### [REQUIRED WORK]
Copy out the material below in full, but not its images.

[begin PROVIDED MATERIAL]

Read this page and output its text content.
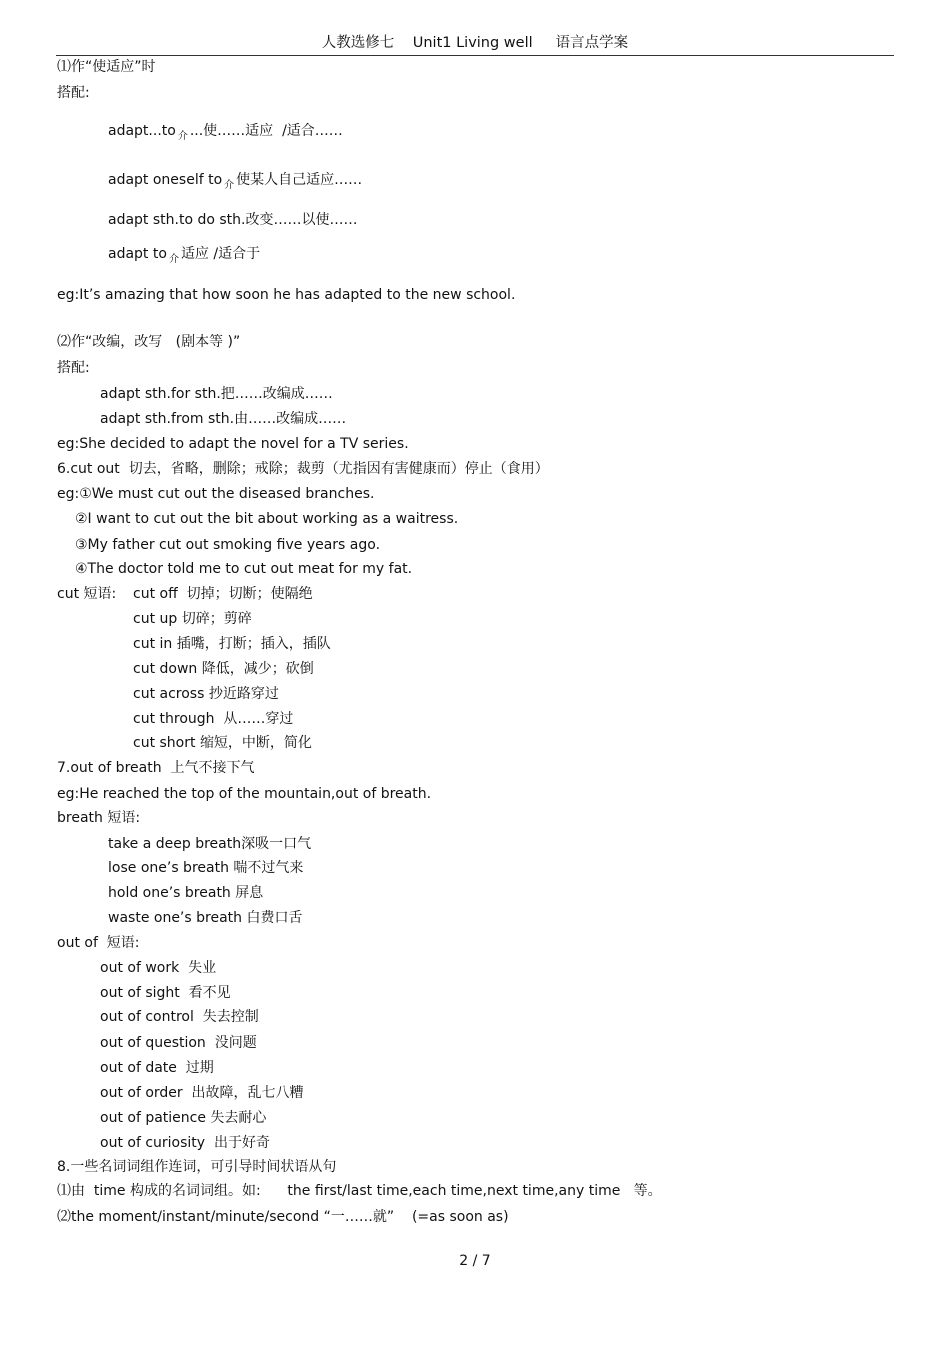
人教选修七    Unit1 Living well     语言点学案
⑴作“使适应”时
搭配:
adapt...to $_介$ ...使……适应  /适合……
adapt oneself to $_介$ 使某人自己适应……
adapt sth.to do sth.改变……以使……
adapt to $_介$ 适应 /适合于
eg:It’s amazing that how soon he has adapted to the new school.
⑵作“改编，改写   (剧本等 )”
搭配:
adapt sth.for sth.把……改编成……
adapt sth.from sth.由……改编成……
eg:She decided to adapt the novel for a TV series.
6.cut out  切去，省略，删除；戒除；裁剪（尤指因有害健康而）停止（食用）
eg:①We must cut out the diseased branches.
②I want to cut out the bit about working as a waitress.
③My father cut out smoking five years ago.
④The doctor told me to cut out meat for my fat.
cut 短语: cut off  切掉；切断；使隔绝
cut up 切碎；剪碎
cut in 插嘴，打断；插入，插队
cut down 降低，减少；砍倒
cut across 抄近路穿过
cut through  从……穿过
cut short 缩短，中断，简化
7.out of breath  上气不接下气
eg:He reached the top of the mountain,out of breath.
breath 短语:
take a deep breath深吸一口气
lose one’s breath 喘不过气来
hold one’s breath 屏息
waste one’s breath 白费口舌
out of  短语:
out of work  失业
out of sight  看不见
out of control  失去控制
out of question  没问题
out of date  过期
out of order  出故障，乱七八糟
out of patience 失去耐心
out of curiosity  出于好奇
8.一些名词词组作连词，可引导时间状语从句
⑴由  time 构成的名词词组。如:      the first/last time,each time,next time,any time   等。
⑵the moment/instant/minute/second “一……就”    (=as soon as)
2 / 7
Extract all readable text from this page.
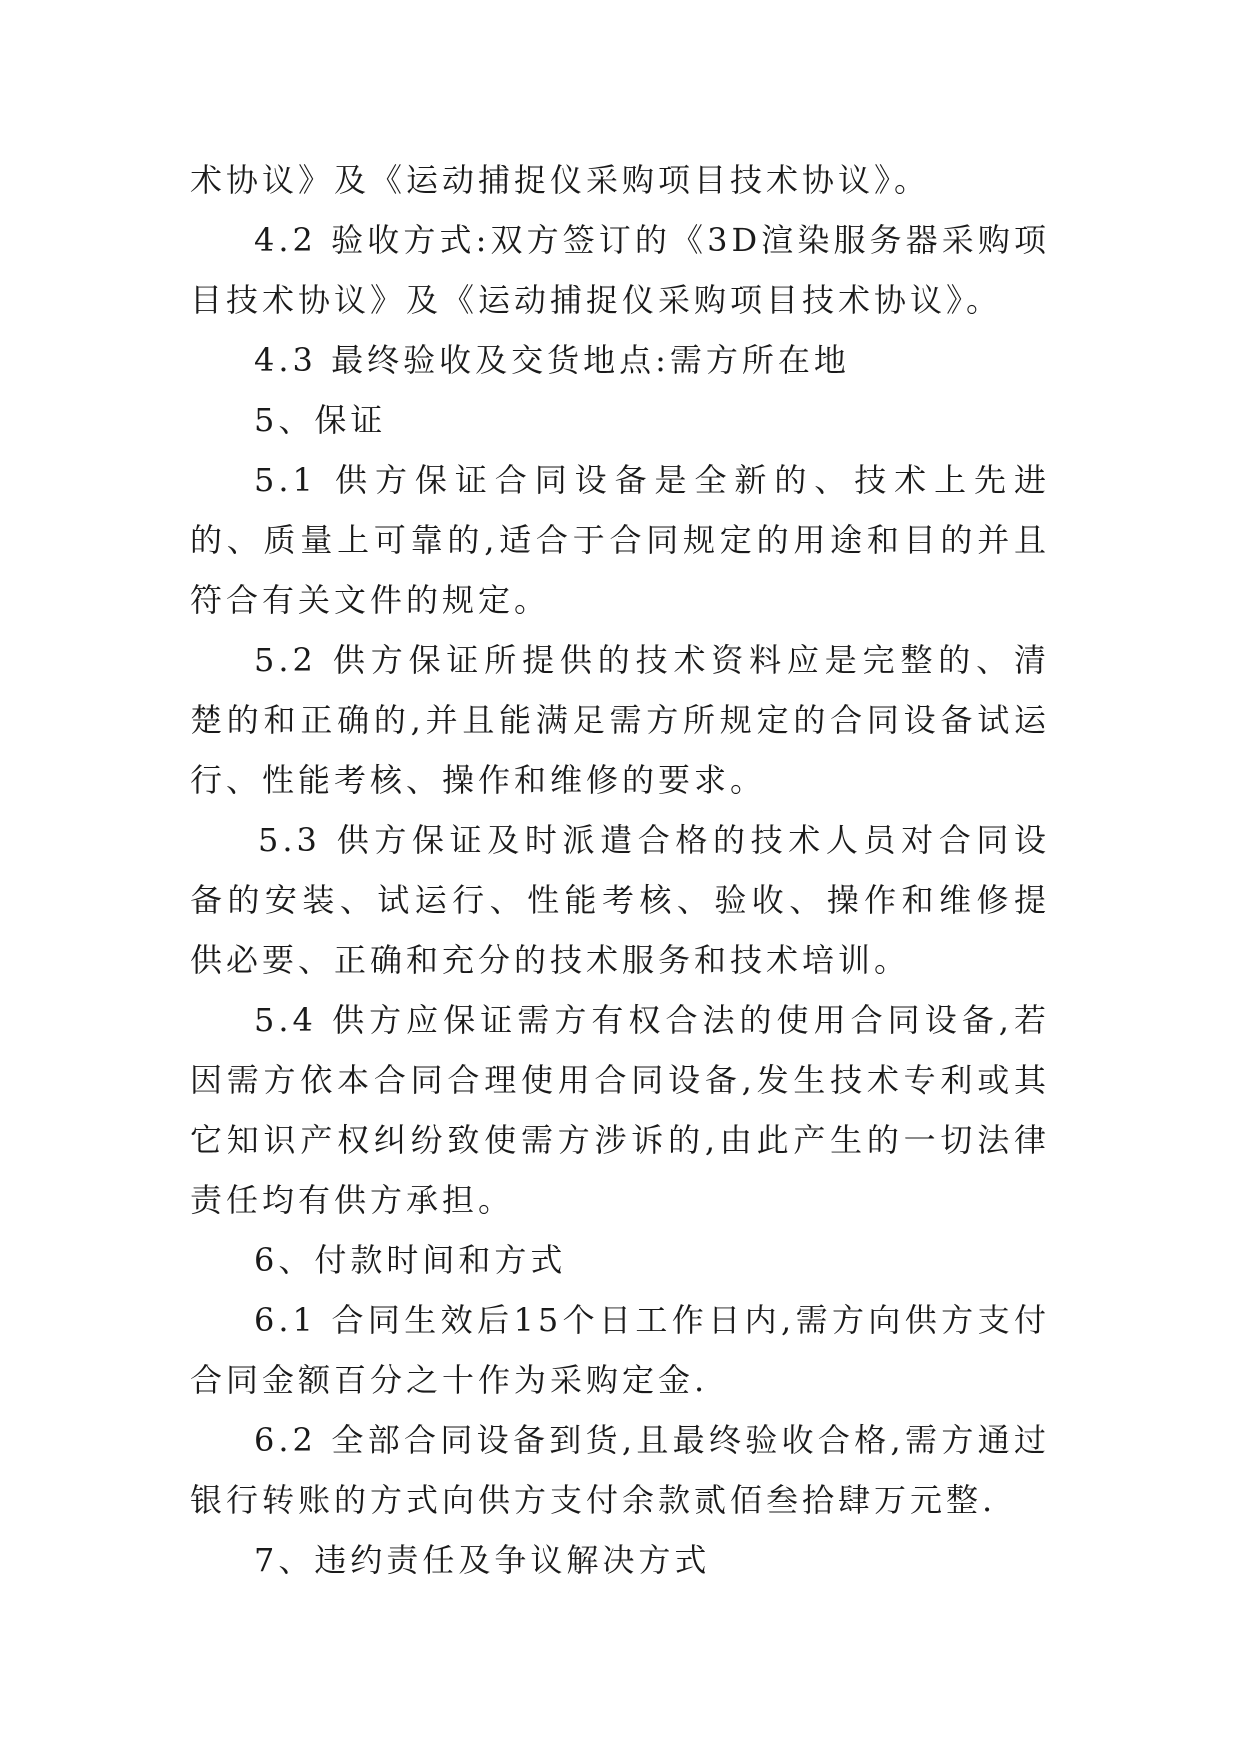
术协议》及《运动捕捉仪采购项目技术协议》。

4.2 验收方式:双方签订的《3D渲染服务器采购项目技术协议》及《运动捕捉仪采购项目技术协议》。

4.3 最终验收及交货地点:需方所在地

5、保证

5.1 供方保证合同设备是全新的、技术上先进的、质量上可靠的,适合于合同规定的用途和目的并且符合有关文件的规定。

5.2 供方保证所提供的技术资料应是完整的、清楚的和正确的,并且能满足需方所规定的合同设备试运行、性能考核、操作和维修的要求。

5.3 供方保证及时派遣合格的技术人员对合同设备的安装、试运行、性能考核、验收、操作和维修提供必要、正确和充分的技术服务和技术培训。

5.4 供方应保证需方有权合法的使用合同设备,若因需方依本合同合理使用合同设备,发生技术专利或其它知识产权纠纷致使需方涉诉的,由此产生的一切法律责任均有供方承担。

6、付款时间和方式

6.1 合同生效后15个日工作日内,需方向供方支付合同金额百分之十作为采购定金.

6.2 全部合同设备到货,且最终验收合格,需方通过银行转账的方式向供方支付余款贰佰叁拾肆万元整.

7、违约责任及争议解决方式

[end PROVIDED MATERIAL]

### [THE RESPONSE]
Read this page and output its text content.
人教选修七    Unit1 Living well     语言点学案
⑴作“使适应”时
搭配:
adapt...to $_介$ ...使……适应  /适合……
adapt oneself to $_介$ 使某人自己适应……
adapt sth.to do sth.改变……以使……
adapt to $_介$ 适应 /适合于
eg:It’s amazing that how soon he has adapted to the new school.
⑵作“改编，改写   (剧本等 )”
搭配:
adapt sth.for sth.把……改编成……
adapt sth.from sth.由……改编成……
eg:She decided to adapt the novel for a TV series.
6.cut out  切去，省略，删除；戒除；裁剪（尤指因有害健康而）停止（食用）
eg:①We must cut out the diseased branches.
②I want to cut out the bit about working as a waitress.
③My father cut out smoking five years ago.
④The doctor told me to cut out meat for my fat.
cut 短语: cut off  切掉；切断；使隔绝
cut up 切碎；剪碎
cut in 插嘴，打断；插入，插队
cut down 降低，减少；砍倒
cut across 抄近路穿过
cut through  从……穿过
cut short 缩短，中断，简化
7.out of breath  上气不接下气
eg:He reached the top of the mountain,out of breath.
breath 短语:
take a deep breath深吸一口气
lose one’s breath 喘不过气来
hold one’s breath 屏息
waste one’s breath 白费口舌
out of  短语:
out of work  失业
out of sight  看不见
out of control  失去控制
out of question  没问题
out of date  过期
out of order  出故障，乱七八糟
out of patience 失去耐心
out of curiosity  出于好奇
8.一些名词词组作连词，可引导时间状语从句
⑴由  time 构成的名词词组。如:      the first/last time,each time,next time,any time   等。
⑵the moment/instant/minute/second “一……就”    (=as soon as)
2 / 7
Extract all readable text from this page.
术协议》及《运动捕捉仪采购项目技术协议》。

4.2 验收方式:双方签订的《3D渲染服务器采购项目技术协议》及《运动捕捉仪采购项目技术协议》。

4.3 最终验收及交货地点:需方所在地

5、保证

5.1 供方保证合同设备是全新的、技术上先进的、质量上可靠的,适合于合同规定的用途和目的并且符合有关文件的规定。

5.2 供方保证所提供的技术资料应是完整的、清楚的和正确的,并且能满足需方所规定的合同设备试运行、性能考核、操作和维修的要求。

5.3 供方保证及时派遣合格的技术人员对合同设备的安装、试运行、性能考核、验收、操作和维修提供必要、正确和充分的技术服务和技术培训。

5.4 供方应保证需方有权合法的使用合同设备,若因需方依本合同合理使用合同设备,发生技术专利或其它知识产权纠纷致使需方涉诉的,由此产生的一切法律责任均有供方承担。

6、付款时间和方式

6.1 合同生效后15个日工作日内,需方向供方支付合同金额百分之十作为采购定金.

6.2 全部合同设备到货,且最终验收合格,需方通过银行转账的方式向供方支付余款贰佰叁拾肆万元整.

7、违约责任及争议解决方式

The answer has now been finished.